* **TASKS TO COMPLETE**
a – From the article on the Packers' safety options, extract the passage between "Shopping Spree Leaves" and "among those teams.", inclusive.
b – According to the article on the Packers' safety options, which player was not tendered a contract by Tuesday's restricted free agent deadline?
c – Carry on the article about the Packers' safety options from its last sentence.

* **SOURCE PASSAGE**
________________
Shopping Spree Leaves Safety Group Decimated

If the Packers intended to improve at safety through free agency, most of the quality options were snapped up in a shocking display of spending as free agency opened on Tuesday. Who's gone, who's left and what's the outlook for the Packers entering Wednesday and beyond?

The NFL is, indeed, a copycat league.

While there were no clones of the Seattle tandem of Earl Thomas and Kam Chancellor on the market, teams threw plenty of money at the crop of safeties when free agency opened on Tuesday afternoon.

The Green Bay Packers were not among those teams.

Of's top 10 available safeties, seven of them found new homes and two re-signed with their former teams.

It was a breathtaking display of spending, and it left the Packers in an unenviable position in the two months before the draft.

— Does general manager Ted Thompson throw a bunch of money at Chris Clemons,'s fourth-ranked safety and the only top-10 safety on the unemployment line?

— Does Thompson rifle through the bargain rack in hopes of finding someone — anyone — to upgrade one of the defense's big weaknesses?

— Will he be forced to draft a safety with a premium pick and force him into the starting lineup?

— Or will it be a battle royale in training camp between the undistinguished duo of Sean Richardson, Chris Banjo and a mid-round draft pick (and, perhaps, M.D. Jennings, who was not tendered a contract by Tuesday's restricted free agent deadline)?

What is certain is the safety group was plundered in staggering fashion during the first seven hours of free agency. Seattle's success with Thomas and Chancellor apparently is the new blueprint.
________________
* **INFORMATION PROVIDED**

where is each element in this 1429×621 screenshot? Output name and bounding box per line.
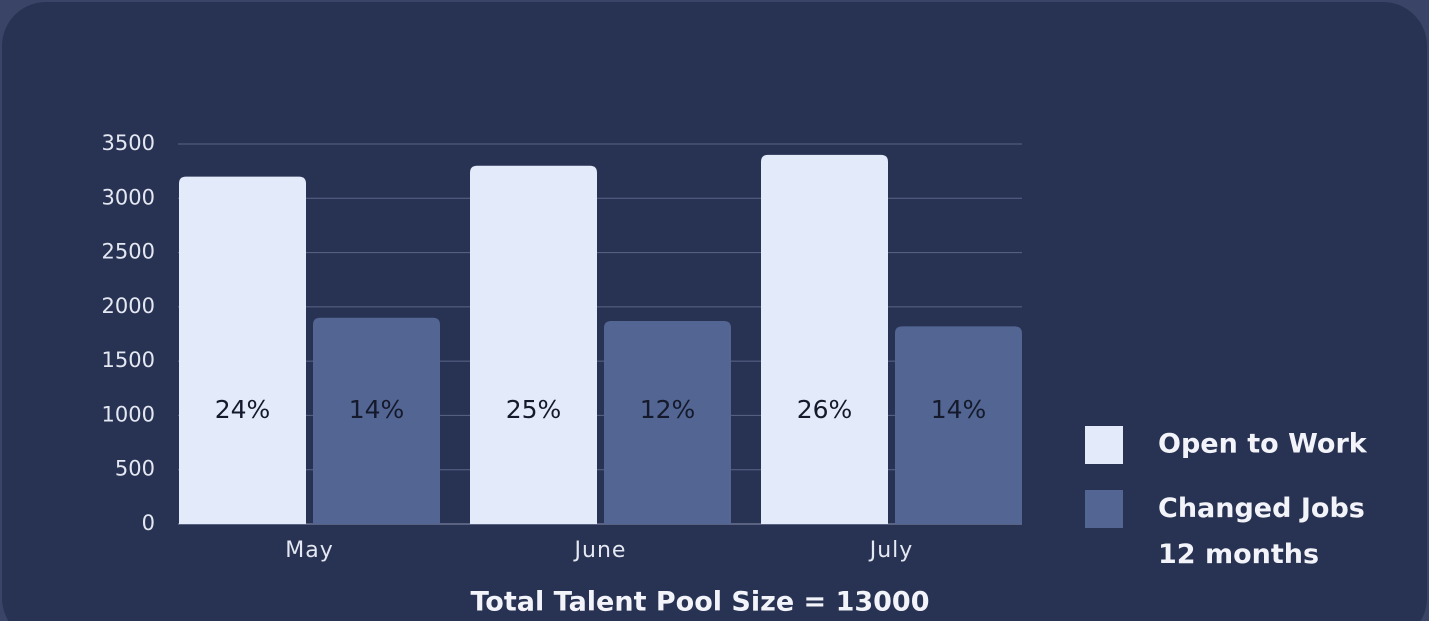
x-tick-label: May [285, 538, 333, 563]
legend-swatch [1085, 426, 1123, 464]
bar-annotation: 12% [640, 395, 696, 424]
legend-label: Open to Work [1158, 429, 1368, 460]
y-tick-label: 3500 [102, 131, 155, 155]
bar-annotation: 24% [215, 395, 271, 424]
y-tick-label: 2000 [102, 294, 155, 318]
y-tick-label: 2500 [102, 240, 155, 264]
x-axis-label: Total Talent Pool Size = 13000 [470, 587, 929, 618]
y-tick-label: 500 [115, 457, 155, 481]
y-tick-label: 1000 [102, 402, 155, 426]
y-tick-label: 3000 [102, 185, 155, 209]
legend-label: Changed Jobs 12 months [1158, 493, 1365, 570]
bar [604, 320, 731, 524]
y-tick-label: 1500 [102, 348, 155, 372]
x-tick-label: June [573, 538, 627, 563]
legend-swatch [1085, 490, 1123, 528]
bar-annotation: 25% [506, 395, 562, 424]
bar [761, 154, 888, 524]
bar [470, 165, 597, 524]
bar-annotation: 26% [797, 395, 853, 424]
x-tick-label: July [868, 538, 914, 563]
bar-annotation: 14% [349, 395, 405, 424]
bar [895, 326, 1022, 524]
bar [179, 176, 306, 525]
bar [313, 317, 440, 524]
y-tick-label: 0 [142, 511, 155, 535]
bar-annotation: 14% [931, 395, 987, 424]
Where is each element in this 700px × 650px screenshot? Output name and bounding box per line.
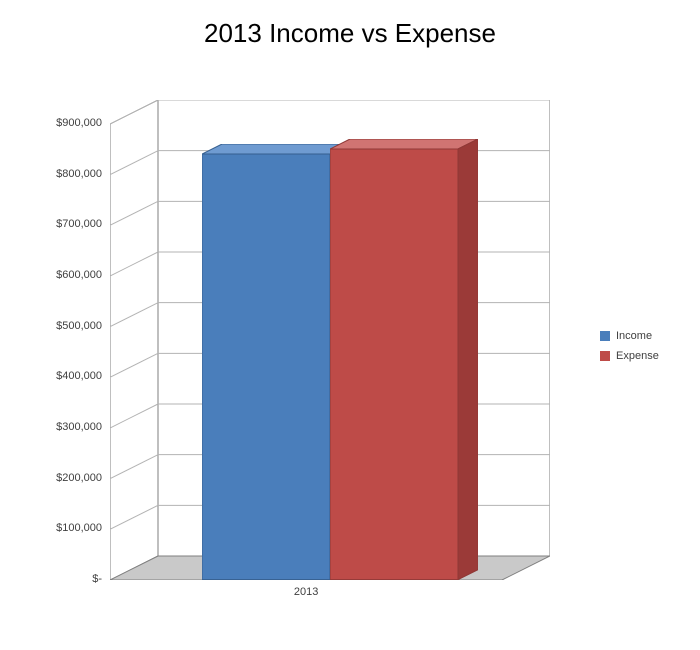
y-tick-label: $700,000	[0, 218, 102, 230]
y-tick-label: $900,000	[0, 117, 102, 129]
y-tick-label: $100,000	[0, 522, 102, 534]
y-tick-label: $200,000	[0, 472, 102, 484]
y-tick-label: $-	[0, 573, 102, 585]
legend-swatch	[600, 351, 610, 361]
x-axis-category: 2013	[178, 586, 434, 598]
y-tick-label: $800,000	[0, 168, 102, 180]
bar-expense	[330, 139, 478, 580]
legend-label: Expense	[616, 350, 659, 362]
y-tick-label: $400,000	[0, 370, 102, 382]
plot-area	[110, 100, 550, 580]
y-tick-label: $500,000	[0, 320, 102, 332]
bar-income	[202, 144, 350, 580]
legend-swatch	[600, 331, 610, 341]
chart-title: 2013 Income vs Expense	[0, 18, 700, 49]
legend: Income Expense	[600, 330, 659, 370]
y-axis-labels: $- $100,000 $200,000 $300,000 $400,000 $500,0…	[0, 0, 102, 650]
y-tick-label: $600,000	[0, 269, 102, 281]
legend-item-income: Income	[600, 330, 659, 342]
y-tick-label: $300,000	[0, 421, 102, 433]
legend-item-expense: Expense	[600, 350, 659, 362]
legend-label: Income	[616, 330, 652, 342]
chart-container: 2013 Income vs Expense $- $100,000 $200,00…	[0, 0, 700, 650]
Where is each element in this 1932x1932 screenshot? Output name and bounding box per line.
________________
* **RESPONSES TO THE TASKS**
a –
Shopping Spree Leaves Safety Group Decimated

If the Packers intended to improve at safety through free agency, most of the quality options were snapped up in a shocking display of spending as free agency opened on Tuesday. Who's gone, who's left and what's the outlook for the Packers entering Wednesday and beyond?

The NFL is, indeed, a copycat league.

While there were no clones of the Seattle tandem of Earl Thomas and Kam Chancellor on the market, teams threw plenty of money at the crop of safeties when free agency opened on Tuesday afternoon.

The Green Bay Packers were not among those teams.

b – M.D. Jennings

c –
"The game of football has changed over the last five years," former Packers scout and current Chiefs general manager John Dorsey told Packer Report at the Scouting Combine. "The ability for safeties to cover means something now because they're passing and spreading the ball out a little bit more. Nick Collins was a very good player. I think Eric Berry is a very fine football player. The safety position is ... vitally important in today's football."

Heading into Wednesday, Clemons, Philadelphia's Nate Allen, Kansas City's Kendrick Lewis and Baltimore's James Ihedigbo are the top safeties remaining on the market. Charles Woodson, who was deemed no longer good enough for the Packers, might be the fifth-best safety on the market.

Here is a look at the money thrown around at safeties on Tuesday:

— Jairus Byrd (from Buffalo to New Orleans): Six years, $56 million, $28 million guaranteed.

— T.J. Ward (from Cleveland to Denver): Four years, $23 million, $14 million guaranteed.

— Donte Whitner (from San Francisco to Cleveland): Four years, $28 million, $11 million guaranteed.

— Bernard Pollard (re-signed by Tennessee before start of free agency): Two years, $6.3 million, at $850,000 guaranteed.

— Antoine Bethea (from Indianapolis to San Francisco): Four years, $26 million, unknown guaranteed money.

— Malcolm Jenkins (from New Orleans to Philadelphia): Three years, $15.5 million, $8.5 million guaranteed.

— Louis Delmas (from Detroit to Miami): One year, $3.5 million, unknown guaranteed money.

— Mike Mitchell (from Carolina to Pittsburgh): Five years, $25 million, unknown guaranteed money.

— Stevie Brown (re-signed by the Giants): Undisclosed contract.

Others off the list are Ryan Mundy (from the Giants to Chicago) and Taylor Mays (re-signed by Cincinnati).

For reference, in July, the Packers gave Morgan Burnett a contract extension that runs through the 2017 season. The total value was $26.073 million and included $8.25 million guaranteed. Byrd's guaranteed money is worth more than the entirety of Burnett's contract.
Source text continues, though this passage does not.